> [INSTRUCTION]: Reproduce the records below in full and exactly, without their images.
==========
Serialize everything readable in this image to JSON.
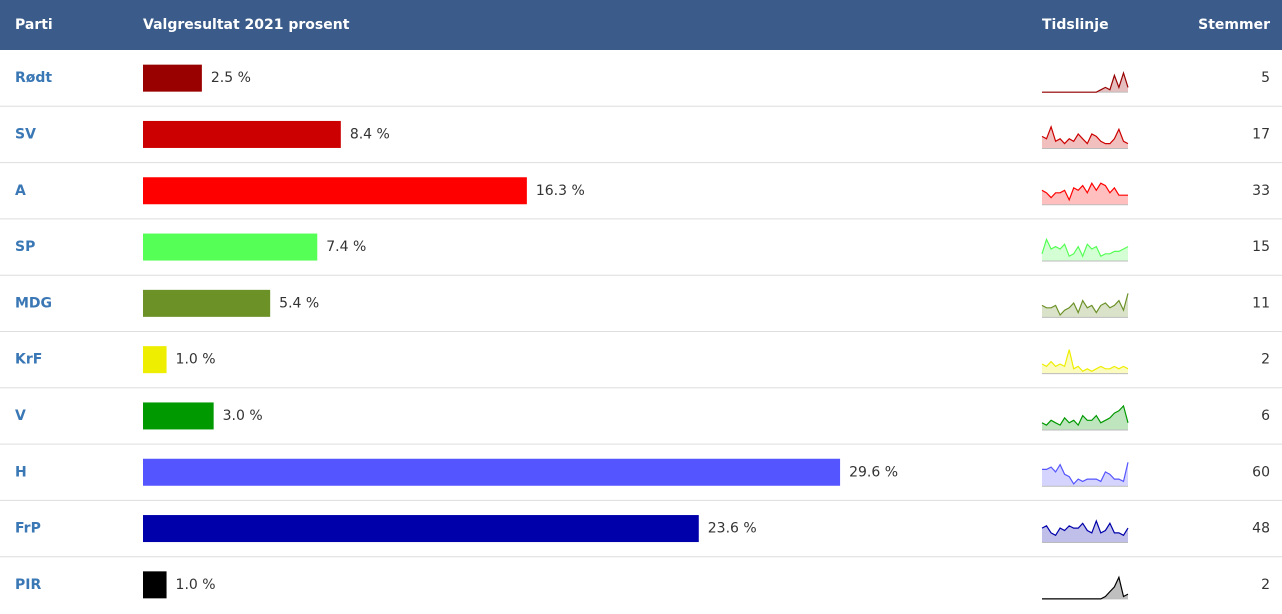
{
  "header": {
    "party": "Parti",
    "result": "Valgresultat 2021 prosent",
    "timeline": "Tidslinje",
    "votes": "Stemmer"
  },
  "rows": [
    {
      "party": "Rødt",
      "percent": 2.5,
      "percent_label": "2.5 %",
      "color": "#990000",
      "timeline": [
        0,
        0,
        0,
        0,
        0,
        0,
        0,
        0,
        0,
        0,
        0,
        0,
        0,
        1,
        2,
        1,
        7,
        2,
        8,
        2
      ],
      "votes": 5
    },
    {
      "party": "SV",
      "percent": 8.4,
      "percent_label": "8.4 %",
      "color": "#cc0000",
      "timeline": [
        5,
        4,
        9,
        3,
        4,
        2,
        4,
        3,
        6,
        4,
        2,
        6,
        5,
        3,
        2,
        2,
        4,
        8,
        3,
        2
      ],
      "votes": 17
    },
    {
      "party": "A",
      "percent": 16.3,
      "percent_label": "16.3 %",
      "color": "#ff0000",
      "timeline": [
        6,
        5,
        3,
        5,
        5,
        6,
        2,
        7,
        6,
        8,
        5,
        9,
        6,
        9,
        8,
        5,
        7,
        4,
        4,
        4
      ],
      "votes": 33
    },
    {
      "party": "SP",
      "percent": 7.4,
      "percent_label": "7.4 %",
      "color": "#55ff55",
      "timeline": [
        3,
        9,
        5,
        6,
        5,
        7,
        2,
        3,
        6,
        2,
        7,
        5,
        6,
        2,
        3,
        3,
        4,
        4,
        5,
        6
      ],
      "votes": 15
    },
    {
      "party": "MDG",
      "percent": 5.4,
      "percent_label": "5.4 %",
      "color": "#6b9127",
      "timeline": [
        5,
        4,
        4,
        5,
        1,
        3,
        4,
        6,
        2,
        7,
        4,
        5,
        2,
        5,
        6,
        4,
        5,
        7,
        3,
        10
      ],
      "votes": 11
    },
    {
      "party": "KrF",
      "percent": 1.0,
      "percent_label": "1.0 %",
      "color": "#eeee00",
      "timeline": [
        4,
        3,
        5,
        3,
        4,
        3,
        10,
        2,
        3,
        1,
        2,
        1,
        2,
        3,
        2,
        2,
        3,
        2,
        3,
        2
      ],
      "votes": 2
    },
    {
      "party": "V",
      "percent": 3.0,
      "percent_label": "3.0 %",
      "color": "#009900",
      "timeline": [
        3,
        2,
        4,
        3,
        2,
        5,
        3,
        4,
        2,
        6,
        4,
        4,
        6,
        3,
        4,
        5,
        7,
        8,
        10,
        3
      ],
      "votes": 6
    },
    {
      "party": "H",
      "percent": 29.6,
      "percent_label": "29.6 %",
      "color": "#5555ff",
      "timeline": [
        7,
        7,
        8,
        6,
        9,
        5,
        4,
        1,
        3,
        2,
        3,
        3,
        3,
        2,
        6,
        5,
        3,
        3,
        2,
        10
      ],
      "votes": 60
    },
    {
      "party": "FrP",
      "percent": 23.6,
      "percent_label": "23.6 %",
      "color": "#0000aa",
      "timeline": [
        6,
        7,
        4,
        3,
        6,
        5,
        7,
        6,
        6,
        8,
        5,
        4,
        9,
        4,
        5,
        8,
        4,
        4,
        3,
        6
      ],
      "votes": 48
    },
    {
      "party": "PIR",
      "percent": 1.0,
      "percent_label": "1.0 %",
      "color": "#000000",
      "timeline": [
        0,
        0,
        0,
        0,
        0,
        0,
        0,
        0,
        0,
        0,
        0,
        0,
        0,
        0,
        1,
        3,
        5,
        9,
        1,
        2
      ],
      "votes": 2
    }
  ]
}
==========
> [REPLY]:
Serialize everything readable in this image to JSON.
{
  "header": {
    "party": "Parti",
    "result": "Valgresultat 2021 prosent",
    "timeline": "Tidslinje",
    "votes": "Stemmer"
  },
  "rows": [
    {
      "party": "Rødt",
      "percent": 2.5,
      "percent_label": "2.5 %",
      "color": "#990000",
      "timeline": [
        0,
        0,
        0,
        0,
        0,
        0,
        0,
        0,
        0,
        0,
        0,
        0,
        0,
        1,
        2,
        1,
        7,
        2,
        8,
        2
      ],
      "votes": 5
    },
    {
      "party": "SV",
      "percent": 8.4,
      "percent_label": "8.4 %",
      "color": "#cc0000",
      "timeline": [
        5,
        4,
        9,
        3,
        4,
        2,
        4,
        3,
        6,
        4,
        2,
        6,
        5,
        3,
        2,
        2,
        4,
        8,
        3,
        2
      ],
      "votes": 17
    },
    {
      "party": "A",
      "percent": 16.3,
      "percent_label": "16.3 %",
      "color": "#ff0000",
      "timeline": [
        6,
        5,
        3,
        5,
        5,
        6,
        2,
        7,
        6,
        8,
        5,
        9,
        6,
        9,
        8,
        5,
        7,
        4,
        4,
        4
      ],
      "votes": 33
    },
    {
      "party": "SP",
      "percent": 7.4,
      "percent_label": "7.4 %",
      "color": "#55ff55",
      "timeline": [
        3,
        9,
        5,
        6,
        5,
        7,
        2,
        3,
        6,
        2,
        7,
        5,
        6,
        2,
        3,
        3,
        4,
        4,
        5,
        6
      ],
      "votes": 15
    },
    {
      "party": "MDG",
      "percent": 5.4,
      "percent_label": "5.4 %",
      "color": "#6b9127",
      "timeline": [
        5,
        4,
        4,
        5,
        1,
        3,
        4,
        6,
        2,
        7,
        4,
        5,
        2,
        5,
        6,
        4,
        5,
        7,
        3,
        10
      ],
      "votes": 11
    },
    {
      "party": "KrF",
      "percent": 1.0,
      "percent_label": "1.0 %",
      "color": "#eeee00",
      "timeline": [
        4,
        3,
        5,
        3,
        4,
        3,
        10,
        2,
        3,
        1,
        2,
        1,
        2,
        3,
        2,
        2,
        3,
        2,
        3,
        2
      ],
      "votes": 2
    },
    {
      "party": "V",
      "percent": 3.0,
      "percent_label": "3.0 %",
      "color": "#009900",
      "timeline": [
        3,
        2,
        4,
        3,
        2,
        5,
        3,
        4,
        2,
        6,
        4,
        4,
        6,
        3,
        4,
        5,
        7,
        8,
        10,
        3
      ],
      "votes": 6
    },
    {
      "party": "H",
      "percent": 29.6,
      "percent_label": "29.6 %",
      "color": "#5555ff",
      "timeline": [
        7,
        7,
        8,
        6,
        9,
        5,
        4,
        1,
        3,
        2,
        3,
        3,
        3,
        2,
        6,
        5,
        3,
        3,
        2,
        10
      ],
      "votes": 60
    },
    {
      "party": "FrP",
      "percent": 23.6,
      "percent_label": "23.6 %",
      "color": "#0000aa",
      "timeline": [
        6,
        7,
        4,
        3,
        6,
        5,
        7,
        6,
        6,
        8,
        5,
        4,
        9,
        4,
        5,
        8,
        4,
        4,
        3,
        6
      ],
      "votes": 48
    },
    {
      "party": "PIR",
      "percent": 1.0,
      "percent_label": "1.0 %",
      "color": "#000000",
      "timeline": [
        0,
        0,
        0,
        0,
        0,
        0,
        0,
        0,
        0,
        0,
        0,
        0,
        0,
        0,
        1,
        3,
        5,
        9,
        1,
        2
      ],
      "votes": 2
    }
  ]
}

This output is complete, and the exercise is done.